[BEGIN]

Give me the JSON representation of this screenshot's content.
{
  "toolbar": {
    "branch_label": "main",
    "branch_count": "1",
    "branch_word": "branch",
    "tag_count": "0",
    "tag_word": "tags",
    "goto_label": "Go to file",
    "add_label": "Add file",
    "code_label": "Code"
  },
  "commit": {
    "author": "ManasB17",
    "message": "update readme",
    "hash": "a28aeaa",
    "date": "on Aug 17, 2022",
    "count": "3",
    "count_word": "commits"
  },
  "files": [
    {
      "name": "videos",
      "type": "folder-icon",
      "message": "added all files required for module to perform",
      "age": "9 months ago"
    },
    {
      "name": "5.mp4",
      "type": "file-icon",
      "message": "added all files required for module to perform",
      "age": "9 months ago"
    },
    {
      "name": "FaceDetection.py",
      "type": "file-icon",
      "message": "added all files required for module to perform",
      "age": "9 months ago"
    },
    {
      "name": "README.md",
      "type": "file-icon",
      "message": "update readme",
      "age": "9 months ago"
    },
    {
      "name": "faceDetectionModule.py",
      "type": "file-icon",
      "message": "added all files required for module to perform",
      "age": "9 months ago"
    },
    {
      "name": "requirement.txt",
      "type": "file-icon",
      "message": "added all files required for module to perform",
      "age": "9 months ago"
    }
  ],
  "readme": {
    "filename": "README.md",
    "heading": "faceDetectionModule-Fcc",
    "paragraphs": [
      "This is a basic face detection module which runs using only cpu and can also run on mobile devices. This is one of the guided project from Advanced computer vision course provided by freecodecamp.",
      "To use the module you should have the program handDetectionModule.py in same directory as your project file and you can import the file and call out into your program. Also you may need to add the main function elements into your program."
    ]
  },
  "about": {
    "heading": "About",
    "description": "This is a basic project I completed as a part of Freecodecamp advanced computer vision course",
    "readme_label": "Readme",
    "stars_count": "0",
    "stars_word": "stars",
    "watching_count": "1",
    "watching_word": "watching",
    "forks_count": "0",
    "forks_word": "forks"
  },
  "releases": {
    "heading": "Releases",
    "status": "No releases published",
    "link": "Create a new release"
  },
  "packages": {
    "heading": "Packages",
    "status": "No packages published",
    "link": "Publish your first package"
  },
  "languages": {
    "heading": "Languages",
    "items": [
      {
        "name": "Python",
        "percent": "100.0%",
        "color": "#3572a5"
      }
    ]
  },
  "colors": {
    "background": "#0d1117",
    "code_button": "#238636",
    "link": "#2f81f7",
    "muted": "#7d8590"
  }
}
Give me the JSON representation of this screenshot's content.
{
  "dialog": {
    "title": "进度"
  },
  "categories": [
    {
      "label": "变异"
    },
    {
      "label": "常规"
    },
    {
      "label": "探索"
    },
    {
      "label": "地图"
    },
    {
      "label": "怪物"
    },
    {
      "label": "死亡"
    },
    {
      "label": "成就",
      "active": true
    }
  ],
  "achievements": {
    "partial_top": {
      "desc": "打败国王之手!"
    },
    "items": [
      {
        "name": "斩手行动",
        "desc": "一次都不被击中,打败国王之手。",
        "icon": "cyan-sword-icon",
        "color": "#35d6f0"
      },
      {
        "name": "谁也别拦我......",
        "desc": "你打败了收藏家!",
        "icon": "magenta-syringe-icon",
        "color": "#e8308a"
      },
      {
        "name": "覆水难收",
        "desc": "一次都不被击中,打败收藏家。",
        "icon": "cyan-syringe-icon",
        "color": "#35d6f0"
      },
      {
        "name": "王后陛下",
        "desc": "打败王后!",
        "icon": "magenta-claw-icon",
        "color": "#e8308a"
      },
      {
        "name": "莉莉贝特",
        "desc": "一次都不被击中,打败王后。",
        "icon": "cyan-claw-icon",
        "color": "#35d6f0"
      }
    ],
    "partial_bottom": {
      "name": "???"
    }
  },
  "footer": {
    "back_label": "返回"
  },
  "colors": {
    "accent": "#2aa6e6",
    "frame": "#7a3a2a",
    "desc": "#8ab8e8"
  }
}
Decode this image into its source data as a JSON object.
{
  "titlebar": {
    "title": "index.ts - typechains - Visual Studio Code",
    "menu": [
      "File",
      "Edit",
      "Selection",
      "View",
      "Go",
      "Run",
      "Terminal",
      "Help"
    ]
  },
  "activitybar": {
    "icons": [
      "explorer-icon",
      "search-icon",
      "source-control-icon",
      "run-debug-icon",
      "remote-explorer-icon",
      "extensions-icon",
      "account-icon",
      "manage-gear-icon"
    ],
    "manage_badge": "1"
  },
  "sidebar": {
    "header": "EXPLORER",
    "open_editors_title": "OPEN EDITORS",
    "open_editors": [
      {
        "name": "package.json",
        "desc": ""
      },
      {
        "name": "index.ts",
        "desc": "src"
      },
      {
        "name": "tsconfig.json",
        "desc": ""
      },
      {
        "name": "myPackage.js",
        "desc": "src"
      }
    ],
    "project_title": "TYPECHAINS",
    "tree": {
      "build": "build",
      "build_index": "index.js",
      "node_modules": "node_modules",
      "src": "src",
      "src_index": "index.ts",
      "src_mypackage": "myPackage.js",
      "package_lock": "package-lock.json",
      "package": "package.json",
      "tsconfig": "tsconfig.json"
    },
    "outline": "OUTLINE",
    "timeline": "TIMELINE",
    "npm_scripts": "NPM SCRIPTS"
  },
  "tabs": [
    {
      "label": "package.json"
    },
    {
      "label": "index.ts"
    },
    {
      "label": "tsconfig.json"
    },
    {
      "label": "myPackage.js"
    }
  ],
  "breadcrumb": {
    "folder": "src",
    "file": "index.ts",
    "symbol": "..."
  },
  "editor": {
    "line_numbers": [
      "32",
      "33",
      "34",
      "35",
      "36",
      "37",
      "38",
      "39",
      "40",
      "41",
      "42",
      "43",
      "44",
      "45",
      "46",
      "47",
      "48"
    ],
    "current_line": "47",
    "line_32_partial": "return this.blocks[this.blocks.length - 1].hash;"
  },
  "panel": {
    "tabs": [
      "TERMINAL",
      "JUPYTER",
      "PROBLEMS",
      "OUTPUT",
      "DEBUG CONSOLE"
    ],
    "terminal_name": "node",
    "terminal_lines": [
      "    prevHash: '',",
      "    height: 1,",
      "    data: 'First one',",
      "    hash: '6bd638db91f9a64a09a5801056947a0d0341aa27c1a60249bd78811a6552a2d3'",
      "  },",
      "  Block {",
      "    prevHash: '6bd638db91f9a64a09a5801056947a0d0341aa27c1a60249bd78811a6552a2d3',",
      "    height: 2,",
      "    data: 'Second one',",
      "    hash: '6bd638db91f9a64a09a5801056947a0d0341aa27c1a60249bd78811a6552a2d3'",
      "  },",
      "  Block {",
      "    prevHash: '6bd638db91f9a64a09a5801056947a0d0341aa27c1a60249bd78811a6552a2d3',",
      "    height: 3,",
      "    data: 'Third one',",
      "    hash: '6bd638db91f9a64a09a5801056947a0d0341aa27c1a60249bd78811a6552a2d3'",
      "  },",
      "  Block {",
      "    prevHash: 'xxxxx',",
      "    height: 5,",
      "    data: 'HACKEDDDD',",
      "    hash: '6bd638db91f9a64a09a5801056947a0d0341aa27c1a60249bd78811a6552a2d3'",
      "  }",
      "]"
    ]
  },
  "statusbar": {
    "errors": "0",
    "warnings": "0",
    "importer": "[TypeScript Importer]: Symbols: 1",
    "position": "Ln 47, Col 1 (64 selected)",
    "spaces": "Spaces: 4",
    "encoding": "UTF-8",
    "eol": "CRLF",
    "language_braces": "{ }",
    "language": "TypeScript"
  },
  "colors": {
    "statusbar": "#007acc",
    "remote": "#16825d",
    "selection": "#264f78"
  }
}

[END]

*Exercise instructions:* Output the complete data exactly as written.

*Full response:*
Give me the JSON representation of this screenshot's content.
{
  "toolbar": {
    "branch_label": "main",
    "branch_count": "1",
    "branch_word": "branch",
    "tag_count": "0",
    "tag_word": "tags",
    "goto_label": "Go to file",
    "add_label": "Add file",
    "code_label": "Code"
  },
  "commit": {
    "author": "ManasB17",
    "message": "update readme",
    "hash": "a28aeaa",
    "date": "on Aug 17, 2022",
    "count": "3",
    "count_word": "commits"
  },
  "files": [
    {
      "name": "videos",
      "type": "folder-icon",
      "message": "added all files required for module to perform",
      "age": "9 months ago"
    },
    {
      "name": "5.mp4",
      "type": "file-icon",
      "message": "added all files required for module to perform",
      "age": "9 months ago"
    },
    {
      "name": "FaceDetection.py",
      "type": "file-icon",
      "message": "added all files required for module to perform",
      "age": "9 months ago"
    },
    {
      "name": "README.md",
      "type": "file-icon",
      "message": "update readme",
      "age": "9 months ago"
    },
    {
      "name": "faceDetectionModule.py",
      "type": "file-icon",
      "message": "added all files required for module to perform",
      "age": "9 months ago"
    },
    {
      "name": "requirement.txt",
      "type": "file-icon",
      "message": "added all files required for module to perform",
      "age": "9 months ago"
    }
  ],
  "readme": {
    "filename": "README.md",
    "heading": "faceDetectionModule-Fcc",
    "paragraphs": [
      "This is a basic face detection module which runs using only cpu and can also run on mobile devices. This is one of the guided project from Advanced computer vision course provided by freecodecamp.",
      "To use the module you should have the program handDetectionModule.py in same directory as your project file and you can import the file and call out into your program. Also you may need to add the main function elements into your program."
    ]
  },
  "about": {
    "heading": "About",
    "description": "This is a basic project I completed as a part of Freecodecamp advanced computer vision course",
    "readme_label": "Readme",
    "stars_count": "0",
    "stars_word": "stars",
    "watching_count": "1",
    "watching_word": "watching",
    "forks_count": "0",
    "forks_word": "forks"
  },
  "releases": {
    "heading": "Releases",
    "status": "No releases published",
    "link": "Create a new release"
  },
  "packages": {
    "heading": "Packages",
    "status": "No packages published",
    "link": "Publish your first package"
  },
  "languages": {
    "heading": "Languages",
    "items": [
      {
        "name": "Python",
        "percent": "100.0%",
        "color": "#3572a5"
      }
    ]
  },
  "colors": {
    "background": "#0d1117",
    "code_button": "#238636",
    "link": "#2f81f7",
    "muted": "#7d8590"
  }
}
Give me the JSON representation of this screenshot's content.
{
  "dialog": {
    "title": "进度"
  },
  "categories": [
    {
      "label": "变异"
    },
    {
      "label": "常规"
    },
    {
      "label": "探索"
    },
    {
      "label": "地图"
    },
    {
      "label": "怪物"
    },
    {
      "label": "死亡"
    },
    {
      "label": "成就",
      "active": true
    }
  ],
  "achievements": {
    "partial_top": {
      "desc": "打败国王之手!"
    },
    "items": [
      {
        "name": "斩手行动",
        "desc": "一次都不被击中,打败国王之手。",
        "icon": "cyan-sword-icon",
        "color": "#35d6f0"
      },
      {
        "name": "谁也别拦我......",
        "desc": "你打败了收藏家!",
        "icon": "magenta-syringe-icon",
        "color": "#e8308a"
      },
      {
        "name": "覆水难收",
        "desc": "一次都不被击中,打败收藏家。",
        "icon": "cyan-syringe-icon",
        "color": "#35d6f0"
      },
      {
        "name": "王后陛下",
        "desc": "打败王后!",
        "icon": "magenta-claw-icon",
        "color": "#e8308a"
      },
      {
        "name": "莉莉贝特",
        "desc": "一次都不被击中,打败王后。",
        "icon": "cyan-claw-icon",
        "color": "#35d6f0"
      }
    ],
    "partial_bottom": {
      "name": "???"
    }
  },
  "footer": {
    "back_label": "返回"
  },
  "colors": {
    "accent": "#2aa6e6",
    "frame": "#7a3a2a",
    "desc": "#8ab8e8"
  }
}
Decode this image into its source data as a JSON object.
{
  "titlebar": {
    "title": "index.ts - typechains - Visual Studio Code",
    "menu": [
      "File",
      "Edit",
      "Selection",
      "View",
      "Go",
      "Run",
      "Terminal",
      "Help"
    ]
  },
  "activitybar": {
    "icons": [
      "explorer-icon",
      "search-icon",
      "source-control-icon",
      "run-debug-icon",
      "remote-explorer-icon",
      "extensions-icon",
      "account-icon",
      "manage-gear-icon"
    ],
    "manage_badge": "1"
  },
  "sidebar": {
    "header": "EXPLORER",
    "open_editors_title": "OPEN EDITORS",
    "open_editors": [
      {
        "name": "package.json",
        "desc": ""
      },
      {
        "name": "index.ts",
        "desc": "src"
      },
      {
        "name": "tsconfig.json",
        "desc": ""
      },
      {
        "name": "myPackage.js",
        "desc": "src"
      }
    ],
    "project_title": "TYPECHAINS",
    "tree": {
      "build": "build",
      "build_index": "index.js",
      "node_modules": "node_modules",
      "src": "src",
      "src_index": "index.ts",
      "src_mypackage": "myPackage.js",
      "package_lock": "package-lock.json",
      "package": "package.json",
      "tsconfig": "tsconfig.json"
    },
    "outline": "OUTLINE",
    "timeline": "TIMELINE",
    "npm_scripts": "NPM SCRIPTS"
  },
  "tabs": [
    {
      "label": "package.json"
    },
    {
      "label": "index.ts"
    },
    {
      "label": "tsconfig.json"
    },
    {
      "label": "myPackage.js"
    }
  ],
  "breadcrumb": {
    "folder": "src",
    "file": "index.ts",
    "symbol": "..."
  },
  "editor": {
    "line_numbers": [
      "32",
      "33",
      "34",
      "35",
      "36",
      "37",
      "38",
      "39",
      "40",
      "41",
      "42",
      "43",
      "44",
      "45",
      "46",
      "47",
      "48"
    ],
    "current_line": "47",
    "line_32_partial": "return this.blocks[this.blocks.length - 1].hash;"
  },
  "panel": {
    "tabs": [
      "TERMINAL",
      "JUPYTER",
      "PROBLEMS",
      "OUTPUT",
      "DEBUG CONSOLE"
    ],
    "terminal_name": "node",
    "terminal_lines": [
      "    prevHash: '',",
      "    height: 1,",
      "    data: 'First one',",
      "    hash: '6bd638db91f9a64a09a5801056947a0d0341aa27c1a60249bd78811a6552a2d3'",
      "  },",
      "  Block {",
      "    prevHash: '6bd638db91f9a64a09a5801056947a0d0341aa27c1a60249bd78811a6552a2d3',",
      "    height: 2,",
      "    data: 'Second one',",
      "    hash: '6bd638db91f9a64a09a5801056947a0d0341aa27c1a60249bd78811a6552a2d3'",
      "  },",
      "  Block {",
      "    prevHash: '6bd638db91f9a64a09a5801056947a0d0341aa27c1a60249bd78811a6552a2d3',",
      "    height: 3,",
      "    data: 'Third one',",
      "    hash: '6bd638db91f9a64a09a5801056947a0d0341aa27c1a60249bd78811a6552a2d3'",
      "  },",
      "  Block {",
      "    prevHash: 'xxxxx',",
      "    height: 5,",
      "    data: 'HACKEDDDD',",
      "    hash: '6bd638db91f9a64a09a5801056947a0d0341aa27c1a60249bd78811a6552a2d3'",
      "  }",
      "]"
    ]
  },
  "statusbar": {
    "errors": "0",
    "warnings": "0",
    "importer": "[TypeScript Importer]: Symbols: 1",
    "position": "Ln 47, Col 1 (64 selected)",
    "spaces": "Spaces: 4",
    "encoding": "UTF-8",
    "eol": "CRLF",
    "language_braces": "{ }",
    "language": "TypeScript"
  },
  "colors": {
    "statusbar": "#007acc",
    "remote": "#16825d",
    "selection": "#264f78"
  }
}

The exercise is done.